----- Data
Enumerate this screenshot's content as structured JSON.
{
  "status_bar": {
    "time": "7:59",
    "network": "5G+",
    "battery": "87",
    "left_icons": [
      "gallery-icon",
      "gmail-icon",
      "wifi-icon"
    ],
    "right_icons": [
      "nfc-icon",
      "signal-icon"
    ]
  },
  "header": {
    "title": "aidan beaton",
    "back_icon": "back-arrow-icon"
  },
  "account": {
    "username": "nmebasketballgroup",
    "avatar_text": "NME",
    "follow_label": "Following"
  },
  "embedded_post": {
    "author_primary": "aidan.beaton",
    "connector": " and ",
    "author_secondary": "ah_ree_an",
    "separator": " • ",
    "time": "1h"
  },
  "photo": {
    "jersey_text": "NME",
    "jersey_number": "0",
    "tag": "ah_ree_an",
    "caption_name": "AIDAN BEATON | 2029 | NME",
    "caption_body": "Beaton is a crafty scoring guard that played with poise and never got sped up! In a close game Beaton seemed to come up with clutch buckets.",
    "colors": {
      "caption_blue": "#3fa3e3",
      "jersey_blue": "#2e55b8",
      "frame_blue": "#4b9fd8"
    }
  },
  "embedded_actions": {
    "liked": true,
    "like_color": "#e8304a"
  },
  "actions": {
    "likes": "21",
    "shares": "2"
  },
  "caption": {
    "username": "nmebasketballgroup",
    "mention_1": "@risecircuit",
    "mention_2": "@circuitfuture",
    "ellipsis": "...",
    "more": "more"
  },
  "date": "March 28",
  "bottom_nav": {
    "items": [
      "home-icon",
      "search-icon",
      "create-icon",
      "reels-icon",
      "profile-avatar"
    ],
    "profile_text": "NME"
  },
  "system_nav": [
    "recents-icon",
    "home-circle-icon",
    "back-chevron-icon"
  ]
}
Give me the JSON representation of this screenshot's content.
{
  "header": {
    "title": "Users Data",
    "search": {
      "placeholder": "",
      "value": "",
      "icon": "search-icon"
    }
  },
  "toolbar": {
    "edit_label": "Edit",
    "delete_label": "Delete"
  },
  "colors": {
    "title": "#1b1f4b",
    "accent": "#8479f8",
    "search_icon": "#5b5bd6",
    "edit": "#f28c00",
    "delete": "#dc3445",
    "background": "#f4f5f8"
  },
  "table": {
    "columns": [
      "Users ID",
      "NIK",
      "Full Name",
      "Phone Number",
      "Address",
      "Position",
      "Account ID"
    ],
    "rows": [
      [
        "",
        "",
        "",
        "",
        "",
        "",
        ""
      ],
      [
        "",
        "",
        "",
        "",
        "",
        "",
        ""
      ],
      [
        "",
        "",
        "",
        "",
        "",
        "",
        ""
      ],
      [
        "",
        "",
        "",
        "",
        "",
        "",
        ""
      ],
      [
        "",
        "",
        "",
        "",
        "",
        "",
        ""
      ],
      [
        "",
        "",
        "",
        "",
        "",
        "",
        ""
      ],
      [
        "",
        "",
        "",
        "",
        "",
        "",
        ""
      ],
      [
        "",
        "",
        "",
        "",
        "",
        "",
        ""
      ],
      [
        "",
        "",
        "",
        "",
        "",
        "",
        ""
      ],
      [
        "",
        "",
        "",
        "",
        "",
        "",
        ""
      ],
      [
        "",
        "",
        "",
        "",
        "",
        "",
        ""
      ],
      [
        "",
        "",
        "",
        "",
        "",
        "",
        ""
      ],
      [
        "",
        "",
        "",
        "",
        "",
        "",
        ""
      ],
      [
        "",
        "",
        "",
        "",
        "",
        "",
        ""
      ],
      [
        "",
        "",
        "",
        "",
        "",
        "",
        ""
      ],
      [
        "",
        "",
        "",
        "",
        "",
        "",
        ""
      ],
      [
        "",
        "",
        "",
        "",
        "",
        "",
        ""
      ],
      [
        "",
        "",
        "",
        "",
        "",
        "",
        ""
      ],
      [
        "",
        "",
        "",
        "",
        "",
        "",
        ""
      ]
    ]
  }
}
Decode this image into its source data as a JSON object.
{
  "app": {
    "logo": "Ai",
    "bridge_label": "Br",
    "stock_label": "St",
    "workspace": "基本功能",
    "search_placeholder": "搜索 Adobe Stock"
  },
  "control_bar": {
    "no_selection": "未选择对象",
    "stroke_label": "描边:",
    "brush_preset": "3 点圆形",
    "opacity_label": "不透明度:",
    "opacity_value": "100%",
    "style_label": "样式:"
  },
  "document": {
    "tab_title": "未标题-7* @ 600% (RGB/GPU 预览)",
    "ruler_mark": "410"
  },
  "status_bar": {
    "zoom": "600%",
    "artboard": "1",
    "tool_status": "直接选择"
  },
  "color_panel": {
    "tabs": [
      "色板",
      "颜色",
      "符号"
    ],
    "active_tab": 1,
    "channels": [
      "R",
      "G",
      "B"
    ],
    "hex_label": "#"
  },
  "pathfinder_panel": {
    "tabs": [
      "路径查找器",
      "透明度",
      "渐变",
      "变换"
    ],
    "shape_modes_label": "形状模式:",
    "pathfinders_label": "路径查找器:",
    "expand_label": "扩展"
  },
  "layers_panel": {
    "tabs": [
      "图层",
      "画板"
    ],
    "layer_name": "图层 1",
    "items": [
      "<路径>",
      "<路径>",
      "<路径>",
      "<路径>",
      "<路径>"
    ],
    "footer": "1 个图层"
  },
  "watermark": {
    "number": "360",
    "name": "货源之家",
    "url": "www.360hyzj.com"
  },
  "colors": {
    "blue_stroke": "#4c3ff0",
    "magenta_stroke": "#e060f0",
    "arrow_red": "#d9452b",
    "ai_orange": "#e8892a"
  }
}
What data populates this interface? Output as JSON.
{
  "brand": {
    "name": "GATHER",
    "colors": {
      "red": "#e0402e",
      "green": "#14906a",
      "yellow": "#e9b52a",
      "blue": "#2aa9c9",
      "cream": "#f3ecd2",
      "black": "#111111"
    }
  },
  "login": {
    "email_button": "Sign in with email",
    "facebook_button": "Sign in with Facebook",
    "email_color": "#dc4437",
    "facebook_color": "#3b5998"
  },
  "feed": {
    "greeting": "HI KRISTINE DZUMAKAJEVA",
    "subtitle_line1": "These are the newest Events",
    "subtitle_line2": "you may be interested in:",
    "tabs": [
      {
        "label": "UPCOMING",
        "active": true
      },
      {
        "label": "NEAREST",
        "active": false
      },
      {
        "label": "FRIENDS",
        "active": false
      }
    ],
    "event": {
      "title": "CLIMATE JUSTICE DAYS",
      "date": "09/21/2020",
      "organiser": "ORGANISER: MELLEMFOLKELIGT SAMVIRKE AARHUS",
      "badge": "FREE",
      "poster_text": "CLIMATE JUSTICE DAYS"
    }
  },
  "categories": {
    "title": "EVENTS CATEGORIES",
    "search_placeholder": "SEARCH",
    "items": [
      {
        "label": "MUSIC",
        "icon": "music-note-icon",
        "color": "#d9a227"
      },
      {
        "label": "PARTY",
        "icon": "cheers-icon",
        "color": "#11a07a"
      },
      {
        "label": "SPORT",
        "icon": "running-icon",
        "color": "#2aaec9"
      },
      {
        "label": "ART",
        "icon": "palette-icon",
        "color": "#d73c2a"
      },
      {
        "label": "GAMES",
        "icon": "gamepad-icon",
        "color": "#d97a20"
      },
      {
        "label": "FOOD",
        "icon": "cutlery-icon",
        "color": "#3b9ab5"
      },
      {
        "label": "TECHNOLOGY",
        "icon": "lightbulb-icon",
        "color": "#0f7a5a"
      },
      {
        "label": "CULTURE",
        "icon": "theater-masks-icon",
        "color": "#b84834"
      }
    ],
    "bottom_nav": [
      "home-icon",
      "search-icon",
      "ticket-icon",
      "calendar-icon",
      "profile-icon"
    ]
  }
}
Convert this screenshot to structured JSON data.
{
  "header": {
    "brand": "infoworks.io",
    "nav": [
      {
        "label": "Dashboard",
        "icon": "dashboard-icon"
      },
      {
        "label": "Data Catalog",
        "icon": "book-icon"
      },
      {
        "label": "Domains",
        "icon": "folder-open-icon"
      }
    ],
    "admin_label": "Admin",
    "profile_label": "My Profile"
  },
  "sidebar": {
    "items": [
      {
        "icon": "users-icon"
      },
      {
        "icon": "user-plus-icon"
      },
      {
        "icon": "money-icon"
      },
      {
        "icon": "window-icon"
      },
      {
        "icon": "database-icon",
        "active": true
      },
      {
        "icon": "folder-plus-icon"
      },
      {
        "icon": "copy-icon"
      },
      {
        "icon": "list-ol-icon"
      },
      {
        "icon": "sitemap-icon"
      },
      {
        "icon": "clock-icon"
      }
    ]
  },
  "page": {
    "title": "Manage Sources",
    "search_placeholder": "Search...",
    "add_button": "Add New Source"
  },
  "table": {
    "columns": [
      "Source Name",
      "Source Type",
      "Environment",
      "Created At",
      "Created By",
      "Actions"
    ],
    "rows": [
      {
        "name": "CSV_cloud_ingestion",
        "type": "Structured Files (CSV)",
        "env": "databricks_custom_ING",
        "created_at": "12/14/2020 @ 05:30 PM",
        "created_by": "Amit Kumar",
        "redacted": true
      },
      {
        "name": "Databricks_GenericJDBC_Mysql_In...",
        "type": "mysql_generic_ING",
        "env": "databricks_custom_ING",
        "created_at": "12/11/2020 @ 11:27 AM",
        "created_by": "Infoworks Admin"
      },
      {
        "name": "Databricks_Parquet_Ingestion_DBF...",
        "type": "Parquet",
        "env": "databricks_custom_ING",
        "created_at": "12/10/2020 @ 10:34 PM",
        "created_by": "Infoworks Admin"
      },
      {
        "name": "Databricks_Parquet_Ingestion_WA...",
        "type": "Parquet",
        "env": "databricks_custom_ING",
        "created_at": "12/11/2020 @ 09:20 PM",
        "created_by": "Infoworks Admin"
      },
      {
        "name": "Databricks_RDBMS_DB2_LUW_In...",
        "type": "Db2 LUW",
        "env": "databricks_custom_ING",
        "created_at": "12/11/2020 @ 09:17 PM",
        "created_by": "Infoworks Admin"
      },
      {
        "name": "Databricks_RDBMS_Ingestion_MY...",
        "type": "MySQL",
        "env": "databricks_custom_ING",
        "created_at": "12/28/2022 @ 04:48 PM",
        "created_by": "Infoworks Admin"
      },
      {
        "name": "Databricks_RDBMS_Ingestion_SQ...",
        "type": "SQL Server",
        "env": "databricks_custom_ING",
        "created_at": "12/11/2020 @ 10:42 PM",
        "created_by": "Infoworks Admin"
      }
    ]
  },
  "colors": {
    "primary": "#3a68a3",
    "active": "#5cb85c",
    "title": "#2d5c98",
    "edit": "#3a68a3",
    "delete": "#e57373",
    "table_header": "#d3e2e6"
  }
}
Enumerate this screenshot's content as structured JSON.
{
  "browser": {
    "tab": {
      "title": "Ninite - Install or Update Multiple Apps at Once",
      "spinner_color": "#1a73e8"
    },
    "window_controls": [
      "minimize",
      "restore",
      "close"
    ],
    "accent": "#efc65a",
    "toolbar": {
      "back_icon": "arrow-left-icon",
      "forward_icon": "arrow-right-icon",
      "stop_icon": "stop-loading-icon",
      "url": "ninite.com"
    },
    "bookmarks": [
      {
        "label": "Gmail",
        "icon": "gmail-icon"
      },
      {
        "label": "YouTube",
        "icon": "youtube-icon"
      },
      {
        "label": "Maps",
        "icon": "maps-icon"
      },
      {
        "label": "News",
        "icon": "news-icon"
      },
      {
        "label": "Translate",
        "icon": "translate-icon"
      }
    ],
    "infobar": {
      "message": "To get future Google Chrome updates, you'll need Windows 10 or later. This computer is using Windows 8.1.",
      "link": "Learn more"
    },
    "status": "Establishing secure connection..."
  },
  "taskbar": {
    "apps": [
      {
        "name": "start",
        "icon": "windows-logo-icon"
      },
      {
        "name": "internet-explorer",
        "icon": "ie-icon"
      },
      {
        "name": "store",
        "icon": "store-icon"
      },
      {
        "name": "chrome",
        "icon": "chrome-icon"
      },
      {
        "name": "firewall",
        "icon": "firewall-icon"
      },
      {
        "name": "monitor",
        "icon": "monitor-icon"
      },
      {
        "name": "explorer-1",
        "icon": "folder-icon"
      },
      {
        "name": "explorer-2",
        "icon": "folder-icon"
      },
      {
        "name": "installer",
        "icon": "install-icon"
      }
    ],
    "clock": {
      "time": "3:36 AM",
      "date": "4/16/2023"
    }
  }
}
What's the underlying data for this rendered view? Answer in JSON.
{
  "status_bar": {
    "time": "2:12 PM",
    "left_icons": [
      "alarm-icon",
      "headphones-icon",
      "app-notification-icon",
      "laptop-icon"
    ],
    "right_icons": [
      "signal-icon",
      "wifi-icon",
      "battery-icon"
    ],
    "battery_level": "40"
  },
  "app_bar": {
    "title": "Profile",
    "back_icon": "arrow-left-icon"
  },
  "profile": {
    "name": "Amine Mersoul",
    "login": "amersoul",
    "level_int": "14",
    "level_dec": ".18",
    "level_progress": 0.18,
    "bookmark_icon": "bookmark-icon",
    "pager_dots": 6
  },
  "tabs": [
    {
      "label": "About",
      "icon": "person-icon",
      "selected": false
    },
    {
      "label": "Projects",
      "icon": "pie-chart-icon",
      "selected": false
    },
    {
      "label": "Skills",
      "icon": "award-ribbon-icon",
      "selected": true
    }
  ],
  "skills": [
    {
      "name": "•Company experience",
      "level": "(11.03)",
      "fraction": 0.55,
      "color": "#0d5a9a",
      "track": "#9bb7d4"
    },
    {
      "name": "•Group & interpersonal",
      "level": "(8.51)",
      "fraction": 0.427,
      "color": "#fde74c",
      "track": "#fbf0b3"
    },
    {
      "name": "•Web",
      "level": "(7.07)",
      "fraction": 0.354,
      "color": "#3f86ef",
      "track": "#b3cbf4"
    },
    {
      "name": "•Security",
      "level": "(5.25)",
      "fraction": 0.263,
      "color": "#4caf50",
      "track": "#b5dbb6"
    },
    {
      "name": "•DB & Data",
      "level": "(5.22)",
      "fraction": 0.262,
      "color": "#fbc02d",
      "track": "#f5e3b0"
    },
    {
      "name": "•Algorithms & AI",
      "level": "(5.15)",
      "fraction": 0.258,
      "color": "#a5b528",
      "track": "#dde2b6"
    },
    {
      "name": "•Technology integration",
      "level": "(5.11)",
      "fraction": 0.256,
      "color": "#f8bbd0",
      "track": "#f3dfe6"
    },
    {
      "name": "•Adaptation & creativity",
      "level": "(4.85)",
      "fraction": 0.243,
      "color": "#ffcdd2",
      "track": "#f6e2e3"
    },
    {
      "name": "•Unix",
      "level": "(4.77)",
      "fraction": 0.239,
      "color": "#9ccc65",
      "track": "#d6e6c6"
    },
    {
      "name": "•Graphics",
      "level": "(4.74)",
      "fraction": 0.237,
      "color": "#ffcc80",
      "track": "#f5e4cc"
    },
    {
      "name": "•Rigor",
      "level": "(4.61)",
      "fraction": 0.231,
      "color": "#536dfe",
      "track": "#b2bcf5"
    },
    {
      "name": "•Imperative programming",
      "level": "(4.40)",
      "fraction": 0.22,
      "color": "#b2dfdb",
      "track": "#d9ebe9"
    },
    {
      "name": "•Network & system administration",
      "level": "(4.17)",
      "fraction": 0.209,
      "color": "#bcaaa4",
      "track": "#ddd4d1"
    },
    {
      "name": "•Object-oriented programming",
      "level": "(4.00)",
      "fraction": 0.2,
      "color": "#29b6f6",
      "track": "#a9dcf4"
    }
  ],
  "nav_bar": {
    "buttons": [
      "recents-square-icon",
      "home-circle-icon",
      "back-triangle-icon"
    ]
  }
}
----------
Exercise aim.
Collect the lines of the data that carry the word "programming".

Exercise answer.
      "name": "•Imperative programming",
      "name": "•Object-oriented programming",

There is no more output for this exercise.